§ **Source records**
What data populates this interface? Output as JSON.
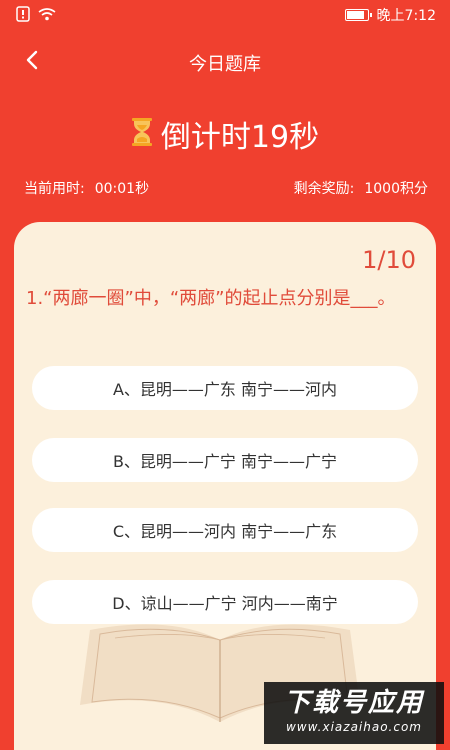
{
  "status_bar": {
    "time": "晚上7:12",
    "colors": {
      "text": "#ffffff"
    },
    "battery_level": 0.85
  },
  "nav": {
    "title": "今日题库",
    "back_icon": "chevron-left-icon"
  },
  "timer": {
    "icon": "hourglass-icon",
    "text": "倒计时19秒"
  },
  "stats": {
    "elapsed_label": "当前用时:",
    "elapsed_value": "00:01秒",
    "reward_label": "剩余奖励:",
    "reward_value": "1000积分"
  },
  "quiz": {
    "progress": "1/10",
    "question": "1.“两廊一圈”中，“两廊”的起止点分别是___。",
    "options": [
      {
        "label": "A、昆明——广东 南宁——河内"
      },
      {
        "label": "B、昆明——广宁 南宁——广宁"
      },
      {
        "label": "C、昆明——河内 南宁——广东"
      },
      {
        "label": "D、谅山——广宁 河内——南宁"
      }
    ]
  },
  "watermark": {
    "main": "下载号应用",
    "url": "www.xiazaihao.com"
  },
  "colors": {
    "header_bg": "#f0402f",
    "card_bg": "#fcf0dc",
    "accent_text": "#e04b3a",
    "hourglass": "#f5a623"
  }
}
...
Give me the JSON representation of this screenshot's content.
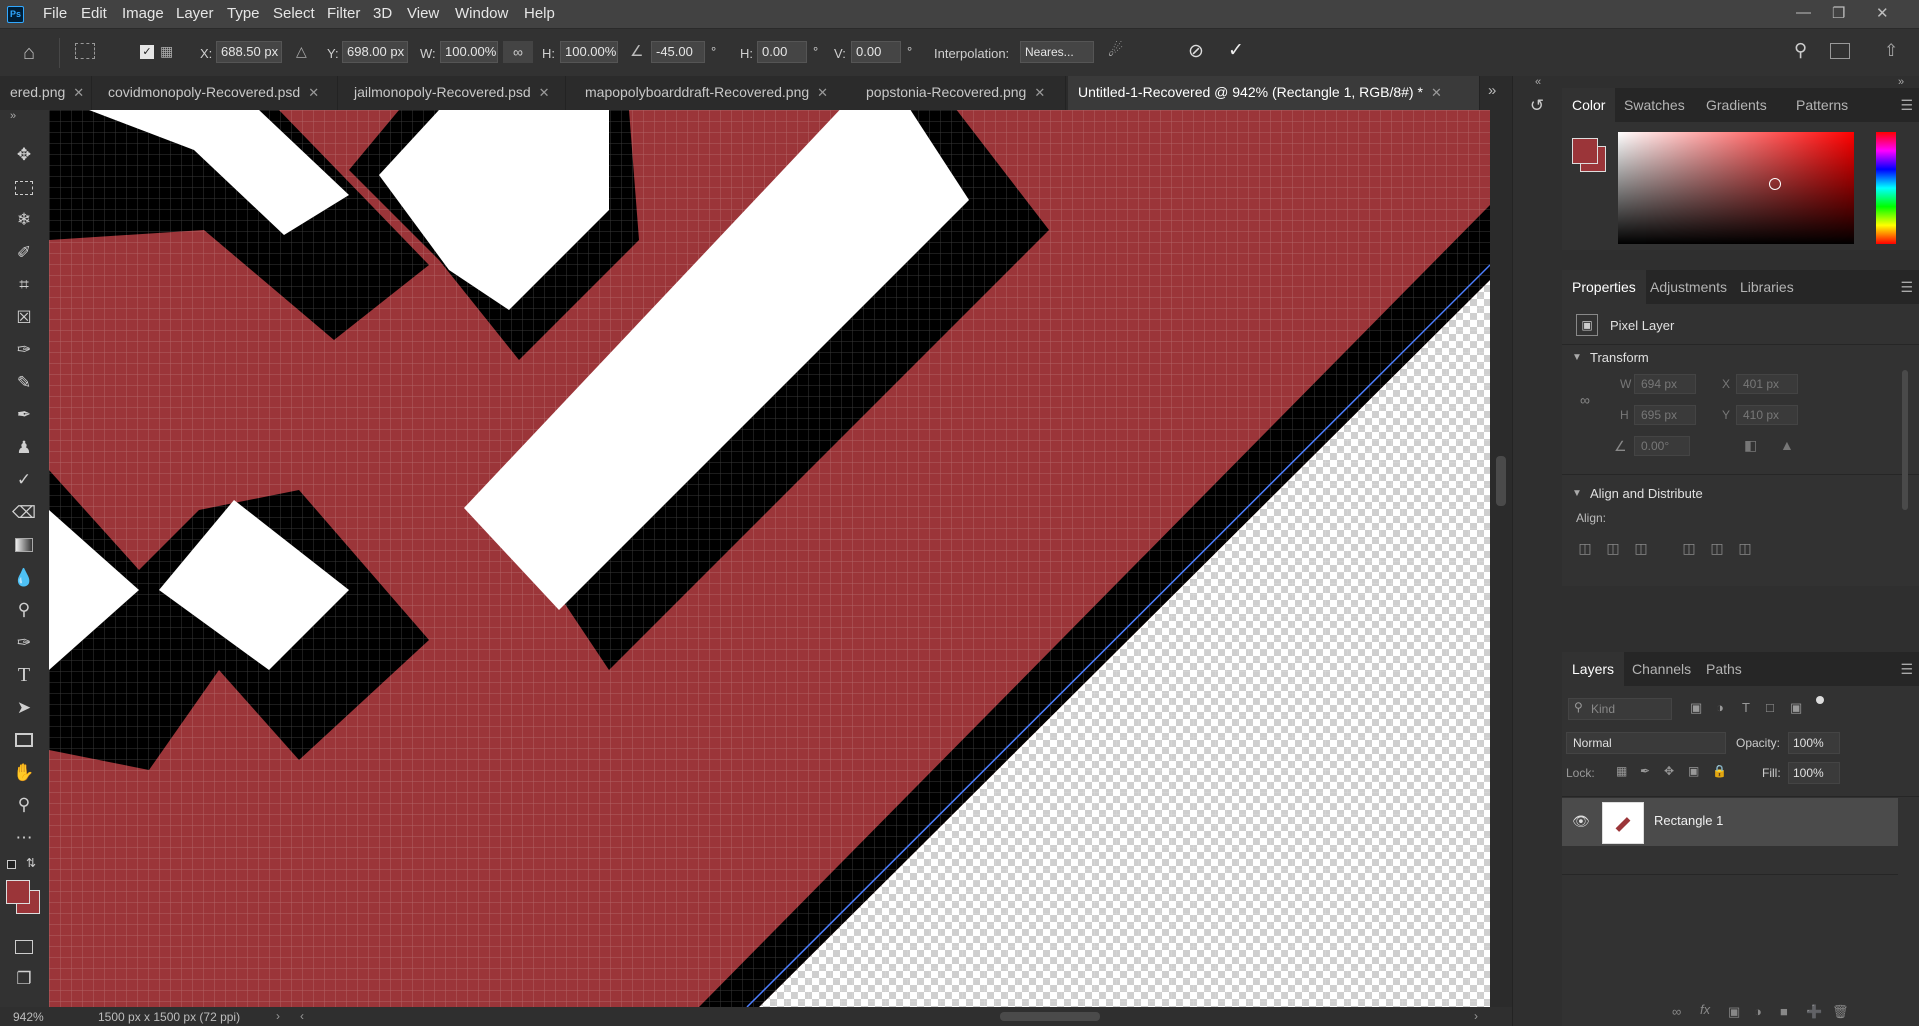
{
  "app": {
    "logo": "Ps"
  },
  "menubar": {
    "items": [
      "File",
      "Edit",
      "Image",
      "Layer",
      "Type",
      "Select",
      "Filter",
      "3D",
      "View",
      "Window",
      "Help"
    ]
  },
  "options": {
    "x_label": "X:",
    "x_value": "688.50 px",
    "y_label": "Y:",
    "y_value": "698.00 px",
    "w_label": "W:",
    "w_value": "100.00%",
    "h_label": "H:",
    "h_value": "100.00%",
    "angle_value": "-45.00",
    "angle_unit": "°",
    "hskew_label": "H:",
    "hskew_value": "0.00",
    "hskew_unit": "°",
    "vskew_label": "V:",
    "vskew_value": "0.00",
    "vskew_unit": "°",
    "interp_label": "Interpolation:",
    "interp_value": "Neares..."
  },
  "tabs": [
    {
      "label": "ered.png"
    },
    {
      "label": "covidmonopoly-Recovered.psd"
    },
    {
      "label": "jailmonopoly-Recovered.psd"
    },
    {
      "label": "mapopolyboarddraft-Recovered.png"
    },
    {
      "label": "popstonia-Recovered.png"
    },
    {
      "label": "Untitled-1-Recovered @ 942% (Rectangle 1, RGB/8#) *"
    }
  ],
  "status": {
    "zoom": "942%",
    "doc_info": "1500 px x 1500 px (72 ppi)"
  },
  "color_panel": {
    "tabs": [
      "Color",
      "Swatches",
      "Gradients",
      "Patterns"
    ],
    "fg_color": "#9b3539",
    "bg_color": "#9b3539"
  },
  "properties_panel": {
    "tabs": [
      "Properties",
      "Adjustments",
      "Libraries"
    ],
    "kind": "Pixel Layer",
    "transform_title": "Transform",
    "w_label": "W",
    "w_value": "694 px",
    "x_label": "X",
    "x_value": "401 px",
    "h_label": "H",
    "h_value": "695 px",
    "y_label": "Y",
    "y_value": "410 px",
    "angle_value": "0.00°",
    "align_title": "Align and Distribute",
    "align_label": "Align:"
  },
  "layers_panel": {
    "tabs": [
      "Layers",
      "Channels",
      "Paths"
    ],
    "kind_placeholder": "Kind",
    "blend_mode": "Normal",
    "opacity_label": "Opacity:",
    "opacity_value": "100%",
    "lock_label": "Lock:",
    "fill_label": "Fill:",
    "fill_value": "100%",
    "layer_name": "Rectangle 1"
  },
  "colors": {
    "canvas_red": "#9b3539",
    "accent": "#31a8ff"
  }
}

§ **Short problem**
Scan the listing above. Gather each line that contains the word "Recovered".

§ **Task answer**
      "label": "covidmonopoly-Recovered.psd"
      "label": "jailmonopoly-Recovered.psd"
      "label": "mapopolyboarddraft-Recovered.png"
      "label": "popstonia-Recovered.png"
      "label": "Untitled-1-Recovered @ 942% (Rectangle 1, RGB/8#) *"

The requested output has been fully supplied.